• GOAL
Repeat every record exactly, but keep images out of the copy.

■ ■ ■

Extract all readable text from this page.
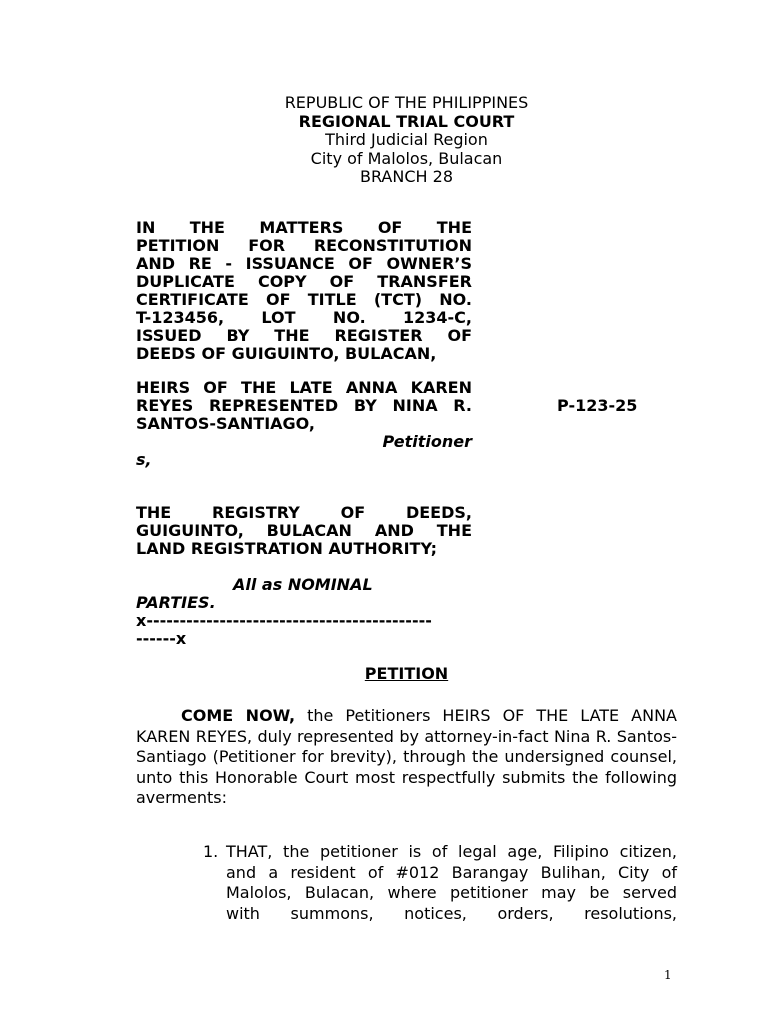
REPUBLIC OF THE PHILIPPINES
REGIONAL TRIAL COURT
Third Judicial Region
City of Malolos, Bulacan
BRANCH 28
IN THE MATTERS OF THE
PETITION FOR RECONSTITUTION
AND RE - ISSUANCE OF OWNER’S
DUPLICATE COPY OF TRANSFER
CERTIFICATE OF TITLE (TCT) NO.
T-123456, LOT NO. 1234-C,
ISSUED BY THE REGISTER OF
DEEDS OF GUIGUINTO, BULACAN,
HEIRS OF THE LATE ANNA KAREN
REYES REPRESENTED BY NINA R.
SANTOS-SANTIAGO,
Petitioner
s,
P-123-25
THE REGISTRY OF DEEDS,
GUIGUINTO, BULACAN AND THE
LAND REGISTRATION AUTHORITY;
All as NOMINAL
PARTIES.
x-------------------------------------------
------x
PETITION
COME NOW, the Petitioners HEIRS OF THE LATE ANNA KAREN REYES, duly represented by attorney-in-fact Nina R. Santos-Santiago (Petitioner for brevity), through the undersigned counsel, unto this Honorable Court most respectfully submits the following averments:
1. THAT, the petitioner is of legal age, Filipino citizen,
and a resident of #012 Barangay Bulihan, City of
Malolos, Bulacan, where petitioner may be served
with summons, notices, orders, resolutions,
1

■ ■ ■

• REPLY
Extract all readable text from this page.
REPUBLIC OF THE PHILIPPINES
REGIONAL TRIAL COURT
Third Judicial Region
City of Malolos, Bulacan
BRANCH 28
IN THE MATTERS OF THE
PETITION FOR RECONSTITUTION
AND RE - ISSUANCE OF OWNER’S
DUPLICATE COPY OF TRANSFER
CERTIFICATE OF TITLE (TCT) NO.
T-123456, LOT NO. 1234-C,
ISSUED BY THE REGISTER OF
DEEDS OF GUIGUINTO, BULACAN,
HEIRS OF THE LATE ANNA KAREN
REYES REPRESENTED BY NINA R.
SANTOS-SANTIAGO,
Petitioner
s,
P-123-25
THE REGISTRY OF DEEDS,
GUIGUINTO, BULACAN AND THE
LAND REGISTRATION AUTHORITY;
All as NOMINAL
PARTIES.
x-------------------------------------------
------x
PETITION
COME NOW, the Petitioners HEIRS OF THE LATE ANNA KAREN REYES, duly represented by attorney-in-fact Nina R. Santos-Santiago (Petitioner for brevity), through the undersigned counsel, unto this Honorable Court most respectfully submits the following averments:
1. THAT, the petitioner is of legal age, Filipino citizen,
and a resident of #012 Barangay Bulihan, City of
Malolos, Bulacan, where petitioner may be served
with summons, notices, orders, resolutions,
1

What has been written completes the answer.